**What is being asked**:
Find every line in the entries below that contains the string "Vortexa" and copy each one. Match case exactly.

## START Available data

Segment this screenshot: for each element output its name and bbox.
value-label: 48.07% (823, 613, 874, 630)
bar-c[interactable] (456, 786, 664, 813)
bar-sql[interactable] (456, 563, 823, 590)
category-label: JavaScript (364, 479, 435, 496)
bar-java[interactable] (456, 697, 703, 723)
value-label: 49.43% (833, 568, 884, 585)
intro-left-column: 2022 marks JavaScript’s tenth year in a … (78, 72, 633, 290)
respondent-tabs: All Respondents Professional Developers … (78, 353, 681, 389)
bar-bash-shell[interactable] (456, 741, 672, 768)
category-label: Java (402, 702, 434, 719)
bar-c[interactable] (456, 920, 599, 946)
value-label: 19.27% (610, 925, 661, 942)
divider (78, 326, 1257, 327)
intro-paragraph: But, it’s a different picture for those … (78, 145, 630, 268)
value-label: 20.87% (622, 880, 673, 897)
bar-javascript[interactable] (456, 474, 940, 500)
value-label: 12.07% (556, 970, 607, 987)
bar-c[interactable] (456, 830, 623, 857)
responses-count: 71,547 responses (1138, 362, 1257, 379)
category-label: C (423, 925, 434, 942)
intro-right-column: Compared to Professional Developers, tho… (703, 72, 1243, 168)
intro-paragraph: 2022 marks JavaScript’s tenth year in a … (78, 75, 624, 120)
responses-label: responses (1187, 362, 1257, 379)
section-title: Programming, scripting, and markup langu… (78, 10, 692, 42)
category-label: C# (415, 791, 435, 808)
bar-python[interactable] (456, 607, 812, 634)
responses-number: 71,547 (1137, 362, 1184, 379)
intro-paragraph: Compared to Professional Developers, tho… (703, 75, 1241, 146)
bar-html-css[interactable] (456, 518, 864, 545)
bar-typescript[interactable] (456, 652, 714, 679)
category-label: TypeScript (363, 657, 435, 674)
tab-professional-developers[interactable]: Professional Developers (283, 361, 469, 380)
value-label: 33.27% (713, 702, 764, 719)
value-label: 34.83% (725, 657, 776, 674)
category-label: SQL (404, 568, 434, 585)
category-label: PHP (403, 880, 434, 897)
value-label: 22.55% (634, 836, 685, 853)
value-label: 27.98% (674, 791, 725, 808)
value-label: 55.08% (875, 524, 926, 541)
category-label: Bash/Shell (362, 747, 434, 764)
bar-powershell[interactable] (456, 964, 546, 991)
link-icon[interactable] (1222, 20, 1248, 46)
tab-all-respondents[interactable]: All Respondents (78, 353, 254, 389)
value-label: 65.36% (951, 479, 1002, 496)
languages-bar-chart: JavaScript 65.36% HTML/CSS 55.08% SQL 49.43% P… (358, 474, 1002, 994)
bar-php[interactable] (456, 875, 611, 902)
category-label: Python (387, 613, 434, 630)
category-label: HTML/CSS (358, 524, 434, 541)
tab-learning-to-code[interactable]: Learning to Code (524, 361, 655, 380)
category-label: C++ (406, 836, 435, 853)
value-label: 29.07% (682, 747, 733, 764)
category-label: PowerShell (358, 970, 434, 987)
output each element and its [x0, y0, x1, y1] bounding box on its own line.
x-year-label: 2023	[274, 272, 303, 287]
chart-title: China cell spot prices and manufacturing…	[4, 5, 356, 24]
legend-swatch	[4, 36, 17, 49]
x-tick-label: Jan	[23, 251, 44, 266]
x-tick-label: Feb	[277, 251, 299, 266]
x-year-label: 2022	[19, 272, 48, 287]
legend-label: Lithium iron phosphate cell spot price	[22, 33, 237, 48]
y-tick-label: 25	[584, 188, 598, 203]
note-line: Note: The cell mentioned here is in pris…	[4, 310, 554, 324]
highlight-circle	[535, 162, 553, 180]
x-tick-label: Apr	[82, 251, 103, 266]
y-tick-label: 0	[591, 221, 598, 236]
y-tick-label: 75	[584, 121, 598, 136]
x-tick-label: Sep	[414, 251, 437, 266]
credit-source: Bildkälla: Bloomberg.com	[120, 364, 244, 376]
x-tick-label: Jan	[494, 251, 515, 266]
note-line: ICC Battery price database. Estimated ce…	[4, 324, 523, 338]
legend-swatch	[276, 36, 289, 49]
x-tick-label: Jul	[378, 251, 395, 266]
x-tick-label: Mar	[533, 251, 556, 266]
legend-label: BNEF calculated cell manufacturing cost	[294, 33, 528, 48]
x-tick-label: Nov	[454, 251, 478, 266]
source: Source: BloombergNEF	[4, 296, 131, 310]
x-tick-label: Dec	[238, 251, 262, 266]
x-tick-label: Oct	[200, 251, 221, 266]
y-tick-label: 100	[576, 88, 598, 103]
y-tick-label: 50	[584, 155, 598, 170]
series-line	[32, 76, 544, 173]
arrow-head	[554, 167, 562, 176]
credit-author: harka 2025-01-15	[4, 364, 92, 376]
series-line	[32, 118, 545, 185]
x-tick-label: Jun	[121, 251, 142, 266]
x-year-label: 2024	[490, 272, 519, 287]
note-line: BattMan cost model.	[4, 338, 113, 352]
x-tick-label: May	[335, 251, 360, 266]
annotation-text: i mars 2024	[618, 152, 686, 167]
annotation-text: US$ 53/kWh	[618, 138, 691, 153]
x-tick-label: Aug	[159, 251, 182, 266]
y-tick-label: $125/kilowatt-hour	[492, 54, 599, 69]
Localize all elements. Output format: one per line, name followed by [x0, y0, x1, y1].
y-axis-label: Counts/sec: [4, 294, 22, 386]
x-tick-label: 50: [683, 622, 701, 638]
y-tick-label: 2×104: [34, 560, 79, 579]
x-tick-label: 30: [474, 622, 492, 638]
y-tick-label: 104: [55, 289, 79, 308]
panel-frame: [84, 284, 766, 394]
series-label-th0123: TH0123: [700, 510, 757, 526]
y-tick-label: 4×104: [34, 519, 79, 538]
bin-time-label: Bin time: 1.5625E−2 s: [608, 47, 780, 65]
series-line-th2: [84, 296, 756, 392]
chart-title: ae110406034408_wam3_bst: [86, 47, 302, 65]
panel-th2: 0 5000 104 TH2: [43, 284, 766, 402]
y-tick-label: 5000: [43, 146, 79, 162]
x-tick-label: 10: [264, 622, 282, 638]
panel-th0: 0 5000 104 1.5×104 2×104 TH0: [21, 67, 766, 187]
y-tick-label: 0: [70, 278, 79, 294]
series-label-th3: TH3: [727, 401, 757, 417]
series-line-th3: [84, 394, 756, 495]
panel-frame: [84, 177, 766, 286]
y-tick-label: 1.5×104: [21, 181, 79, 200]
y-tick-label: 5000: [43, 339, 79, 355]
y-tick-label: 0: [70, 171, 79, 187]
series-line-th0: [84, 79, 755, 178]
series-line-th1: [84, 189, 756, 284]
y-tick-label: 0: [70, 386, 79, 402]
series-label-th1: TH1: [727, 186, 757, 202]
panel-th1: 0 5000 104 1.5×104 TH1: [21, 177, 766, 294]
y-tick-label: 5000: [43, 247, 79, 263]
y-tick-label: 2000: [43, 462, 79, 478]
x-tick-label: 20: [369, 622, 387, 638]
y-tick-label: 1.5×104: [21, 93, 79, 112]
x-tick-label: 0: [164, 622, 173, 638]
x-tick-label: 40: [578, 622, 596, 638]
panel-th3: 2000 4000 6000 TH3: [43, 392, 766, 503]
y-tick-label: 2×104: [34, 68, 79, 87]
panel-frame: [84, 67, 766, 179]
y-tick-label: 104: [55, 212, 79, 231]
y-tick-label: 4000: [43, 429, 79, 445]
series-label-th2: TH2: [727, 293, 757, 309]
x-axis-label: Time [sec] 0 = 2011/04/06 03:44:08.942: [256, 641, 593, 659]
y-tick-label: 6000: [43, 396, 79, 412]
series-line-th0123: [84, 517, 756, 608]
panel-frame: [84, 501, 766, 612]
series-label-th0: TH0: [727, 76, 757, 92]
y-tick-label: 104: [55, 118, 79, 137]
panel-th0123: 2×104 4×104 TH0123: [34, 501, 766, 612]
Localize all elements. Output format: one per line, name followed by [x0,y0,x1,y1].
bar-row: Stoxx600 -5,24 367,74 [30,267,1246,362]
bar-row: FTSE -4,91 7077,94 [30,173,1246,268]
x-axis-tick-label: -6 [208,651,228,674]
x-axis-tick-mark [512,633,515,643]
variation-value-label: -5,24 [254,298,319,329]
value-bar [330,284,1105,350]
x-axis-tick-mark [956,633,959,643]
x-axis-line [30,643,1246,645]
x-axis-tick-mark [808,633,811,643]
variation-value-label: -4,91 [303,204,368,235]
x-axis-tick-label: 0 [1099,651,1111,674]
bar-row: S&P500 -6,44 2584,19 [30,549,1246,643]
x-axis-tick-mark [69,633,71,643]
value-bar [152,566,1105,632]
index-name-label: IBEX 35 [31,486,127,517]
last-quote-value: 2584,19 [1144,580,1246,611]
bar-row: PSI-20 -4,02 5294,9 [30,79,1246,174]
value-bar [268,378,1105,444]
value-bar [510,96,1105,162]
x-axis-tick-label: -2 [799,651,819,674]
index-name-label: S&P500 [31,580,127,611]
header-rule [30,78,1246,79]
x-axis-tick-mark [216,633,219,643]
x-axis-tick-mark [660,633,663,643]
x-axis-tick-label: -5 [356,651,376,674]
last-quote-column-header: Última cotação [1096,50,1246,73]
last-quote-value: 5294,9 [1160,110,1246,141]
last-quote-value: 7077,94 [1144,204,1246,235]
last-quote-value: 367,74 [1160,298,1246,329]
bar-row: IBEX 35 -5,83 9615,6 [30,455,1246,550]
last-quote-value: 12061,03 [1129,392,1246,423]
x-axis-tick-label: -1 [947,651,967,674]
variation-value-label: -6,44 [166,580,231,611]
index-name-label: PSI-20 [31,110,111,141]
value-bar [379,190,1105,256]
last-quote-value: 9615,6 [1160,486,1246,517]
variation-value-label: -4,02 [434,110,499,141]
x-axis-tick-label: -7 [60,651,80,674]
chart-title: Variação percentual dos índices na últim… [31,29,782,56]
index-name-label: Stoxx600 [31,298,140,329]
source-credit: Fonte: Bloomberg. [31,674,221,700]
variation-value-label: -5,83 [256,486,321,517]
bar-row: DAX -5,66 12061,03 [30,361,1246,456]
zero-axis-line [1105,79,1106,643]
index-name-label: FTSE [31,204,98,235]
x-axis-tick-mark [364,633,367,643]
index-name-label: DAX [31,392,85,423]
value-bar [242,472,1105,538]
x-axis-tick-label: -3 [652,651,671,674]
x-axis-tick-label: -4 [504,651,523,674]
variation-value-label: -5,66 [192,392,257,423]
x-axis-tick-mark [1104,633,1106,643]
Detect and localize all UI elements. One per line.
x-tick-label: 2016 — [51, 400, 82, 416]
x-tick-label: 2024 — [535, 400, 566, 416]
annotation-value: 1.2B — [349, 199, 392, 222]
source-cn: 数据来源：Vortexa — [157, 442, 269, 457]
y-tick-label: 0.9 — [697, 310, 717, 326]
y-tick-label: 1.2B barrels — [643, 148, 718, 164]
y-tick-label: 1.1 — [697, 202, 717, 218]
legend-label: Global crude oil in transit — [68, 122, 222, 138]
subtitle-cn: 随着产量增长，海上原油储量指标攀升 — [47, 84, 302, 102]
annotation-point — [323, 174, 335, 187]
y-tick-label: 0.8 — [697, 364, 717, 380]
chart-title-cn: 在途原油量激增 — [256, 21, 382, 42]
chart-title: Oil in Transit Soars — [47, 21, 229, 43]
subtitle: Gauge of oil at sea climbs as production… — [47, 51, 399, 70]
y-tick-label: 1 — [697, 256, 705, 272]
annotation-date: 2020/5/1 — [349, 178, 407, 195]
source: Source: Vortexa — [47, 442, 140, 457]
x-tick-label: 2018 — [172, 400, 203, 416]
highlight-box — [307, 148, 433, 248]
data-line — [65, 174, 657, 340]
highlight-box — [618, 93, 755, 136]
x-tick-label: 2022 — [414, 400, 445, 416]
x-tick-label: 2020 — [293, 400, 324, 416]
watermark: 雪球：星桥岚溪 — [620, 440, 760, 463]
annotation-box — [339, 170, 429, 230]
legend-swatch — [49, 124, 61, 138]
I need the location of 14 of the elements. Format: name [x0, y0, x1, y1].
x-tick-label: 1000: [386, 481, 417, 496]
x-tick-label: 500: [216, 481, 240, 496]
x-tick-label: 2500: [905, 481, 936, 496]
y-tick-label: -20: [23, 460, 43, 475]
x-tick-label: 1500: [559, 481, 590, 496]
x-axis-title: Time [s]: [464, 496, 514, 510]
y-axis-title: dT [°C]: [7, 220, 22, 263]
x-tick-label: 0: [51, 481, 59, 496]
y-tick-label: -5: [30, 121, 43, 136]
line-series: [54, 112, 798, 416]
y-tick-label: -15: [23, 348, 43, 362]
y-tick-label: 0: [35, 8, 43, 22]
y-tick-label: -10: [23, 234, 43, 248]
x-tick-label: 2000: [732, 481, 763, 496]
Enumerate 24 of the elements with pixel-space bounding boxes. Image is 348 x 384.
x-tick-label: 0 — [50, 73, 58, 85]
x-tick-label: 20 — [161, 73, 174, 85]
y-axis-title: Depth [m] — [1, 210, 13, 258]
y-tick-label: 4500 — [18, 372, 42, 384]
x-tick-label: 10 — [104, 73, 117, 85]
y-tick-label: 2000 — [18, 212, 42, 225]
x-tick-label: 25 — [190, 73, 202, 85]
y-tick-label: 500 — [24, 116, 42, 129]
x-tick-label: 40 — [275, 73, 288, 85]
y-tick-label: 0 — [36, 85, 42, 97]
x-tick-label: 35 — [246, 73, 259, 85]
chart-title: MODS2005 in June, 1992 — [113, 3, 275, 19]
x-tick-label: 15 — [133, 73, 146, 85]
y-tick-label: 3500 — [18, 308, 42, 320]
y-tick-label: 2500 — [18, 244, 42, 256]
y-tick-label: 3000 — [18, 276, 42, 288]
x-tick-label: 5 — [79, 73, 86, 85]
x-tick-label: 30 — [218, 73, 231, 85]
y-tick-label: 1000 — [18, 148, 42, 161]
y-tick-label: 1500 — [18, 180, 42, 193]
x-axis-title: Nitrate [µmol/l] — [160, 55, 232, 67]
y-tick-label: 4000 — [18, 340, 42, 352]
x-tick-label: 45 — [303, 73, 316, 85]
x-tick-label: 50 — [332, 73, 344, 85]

## END Available data

**Response to this task**:
source-cn: 数据来源：Vortexa — [157, 442, 269, 457]
source: Source: Vortexa — [47, 442, 140, 457]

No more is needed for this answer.